Given entries.
_ _ _ _ _ _ _
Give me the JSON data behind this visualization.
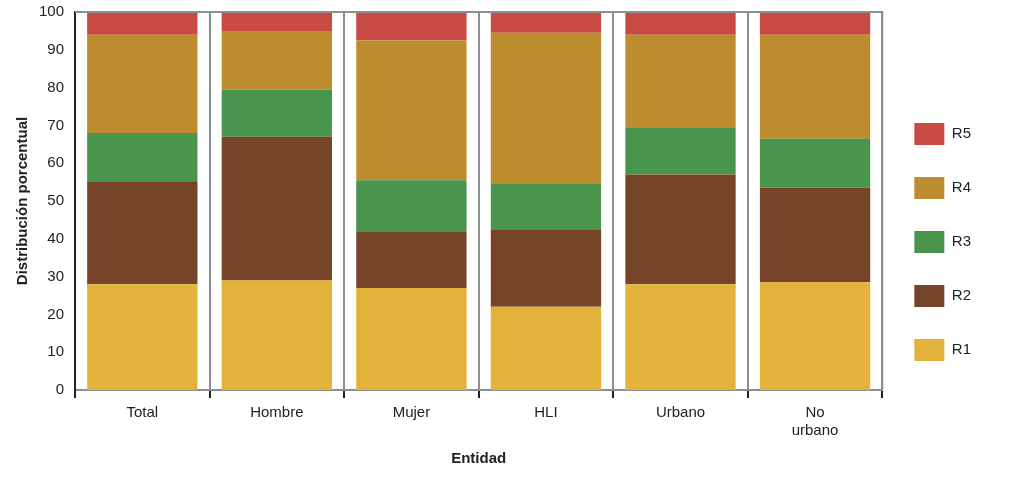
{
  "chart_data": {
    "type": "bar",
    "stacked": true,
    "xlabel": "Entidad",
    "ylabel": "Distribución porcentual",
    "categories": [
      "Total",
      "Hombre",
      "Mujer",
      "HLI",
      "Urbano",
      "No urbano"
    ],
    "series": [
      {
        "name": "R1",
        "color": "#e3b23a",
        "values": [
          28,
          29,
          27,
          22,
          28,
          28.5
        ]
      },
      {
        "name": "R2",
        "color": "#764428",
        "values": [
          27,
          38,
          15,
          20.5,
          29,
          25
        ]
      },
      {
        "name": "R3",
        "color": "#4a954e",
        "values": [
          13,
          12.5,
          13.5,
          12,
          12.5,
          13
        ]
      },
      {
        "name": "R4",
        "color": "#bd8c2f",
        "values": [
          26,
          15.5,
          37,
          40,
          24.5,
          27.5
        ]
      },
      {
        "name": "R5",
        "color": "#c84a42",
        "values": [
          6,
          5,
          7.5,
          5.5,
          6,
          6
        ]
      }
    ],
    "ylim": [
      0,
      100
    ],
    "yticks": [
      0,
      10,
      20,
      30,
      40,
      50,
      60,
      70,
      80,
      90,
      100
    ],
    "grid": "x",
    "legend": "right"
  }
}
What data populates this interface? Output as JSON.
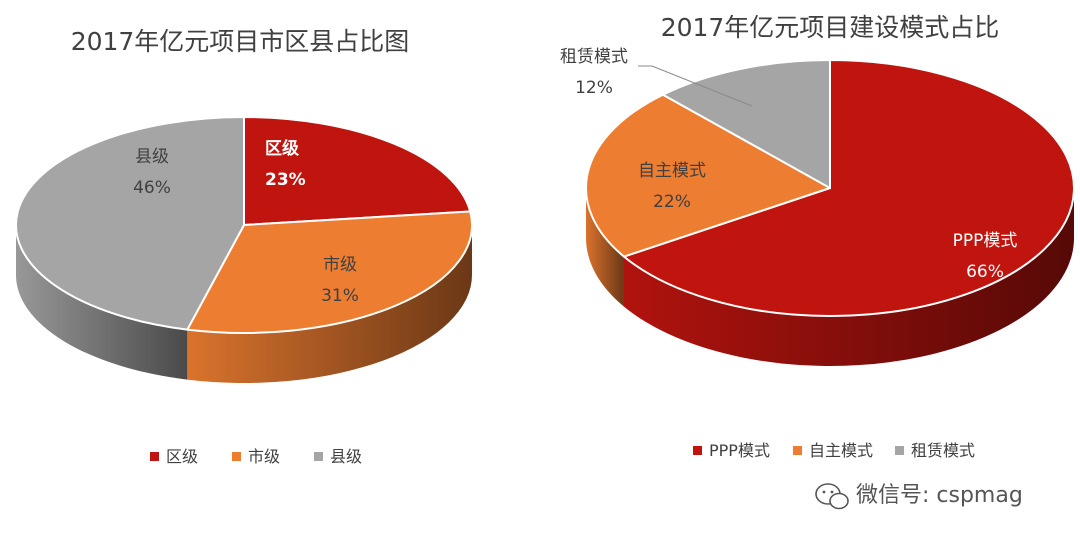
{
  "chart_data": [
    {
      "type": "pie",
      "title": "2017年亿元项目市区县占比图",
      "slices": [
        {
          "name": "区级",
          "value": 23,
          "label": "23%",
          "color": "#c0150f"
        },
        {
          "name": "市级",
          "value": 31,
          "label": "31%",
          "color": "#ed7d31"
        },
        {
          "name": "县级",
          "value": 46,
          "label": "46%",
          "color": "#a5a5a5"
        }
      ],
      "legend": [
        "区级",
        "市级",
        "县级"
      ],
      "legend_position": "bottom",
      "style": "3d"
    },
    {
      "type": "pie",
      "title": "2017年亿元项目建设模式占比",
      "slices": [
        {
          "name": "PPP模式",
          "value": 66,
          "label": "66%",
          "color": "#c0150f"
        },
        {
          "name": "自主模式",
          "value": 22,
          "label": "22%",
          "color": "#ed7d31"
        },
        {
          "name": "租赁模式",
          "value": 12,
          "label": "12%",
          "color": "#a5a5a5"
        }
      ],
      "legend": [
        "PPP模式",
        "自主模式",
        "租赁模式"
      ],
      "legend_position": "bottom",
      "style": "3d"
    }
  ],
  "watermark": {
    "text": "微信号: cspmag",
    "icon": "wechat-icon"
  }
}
_ _ _ _ _ _ _
Task objective. Transcribe the listing in full. Omit the pictures and keep every line exact.

Full response.
Give me the JSON data behind this visualization.
{
  "chart_data": {
    "type": "bar",
    "stacked": true,
    "xlabel": "Entidad",
    "ylabel": "Distribución porcentual",
    "categories": [
      "Total",
      "Hombre",
      "Mujer",
      "HLI",
      "Urbano",
      "No urbano"
    ],
    "series": [
      {
        "name": "R1",
        "color": "#e3b23a",
        "values": [
          28,
          29,
          27,
          22,
          28,
          28.5
        ]
      },
      {
        "name": "R2",
        "color": "#764428",
        "values": [
          27,
          38,
          15,
          20.5,
          29,
          25
        ]
      },
      {
        "name": "R3",
        "color": "#4a954e",
        "values": [
          13,
          12.5,
          13.5,
          12,
          12.5,
          13
        ]
      },
      {
        "name": "R4",
        "color": "#bd8c2f",
        "values": [
          26,
          15.5,
          37,
          40,
          24.5,
          27.5
        ]
      },
      {
        "name": "R5",
        "color": "#c84a42",
        "values": [
          6,
          5,
          7.5,
          5.5,
          6,
          6
        ]
      }
    ],
    "ylim": [
      0,
      100
    ],
    "yticks": [
      0,
      10,
      20,
      30,
      40,
      50,
      60,
      70,
      80,
      90,
      100
    ],
    "grid": "x",
    "legend": "right"
  }
}
What data populates this interface? Output as JSON.
{
  "chart_data": [
    {
      "type": "pie",
      "title": "2017年亿元项目市区县占比图",
      "slices": [
        {
          "name": "区级",
          "value": 23,
          "label": "23%",
          "color": "#c0150f"
        },
        {
          "name": "市级",
          "value": 31,
          "label": "31%",
          "color": "#ed7d31"
        },
        {
          "name": "县级",
          "value": 46,
          "label": "46%",
          "color": "#a5a5a5"
        }
      ],
      "legend": [
        "区级",
        "市级",
        "县级"
      ],
      "legend_position": "bottom",
      "style": "3d"
    },
    {
      "type": "pie",
      "title": "2017年亿元项目建设模式占比",
      "slices": [
        {
          "name": "PPP模式",
          "value": 66,
          "label": "66%",
          "color": "#c0150f"
        },
        {
          "name": "自主模式",
          "value": 22,
          "label": "22%",
          "color": "#ed7d31"
        },
        {
          "name": "租赁模式",
          "value": 12,
          "label": "12%",
          "color": "#a5a5a5"
        }
      ],
      "legend": [
        "PPP模式",
        "自主模式",
        "租赁模式"
      ],
      "legend_position": "bottom",
      "style": "3d"
    }
  ],
  "watermark": {
    "text": "微信号: cspmag",
    "icon": "wechat-icon"
  }
}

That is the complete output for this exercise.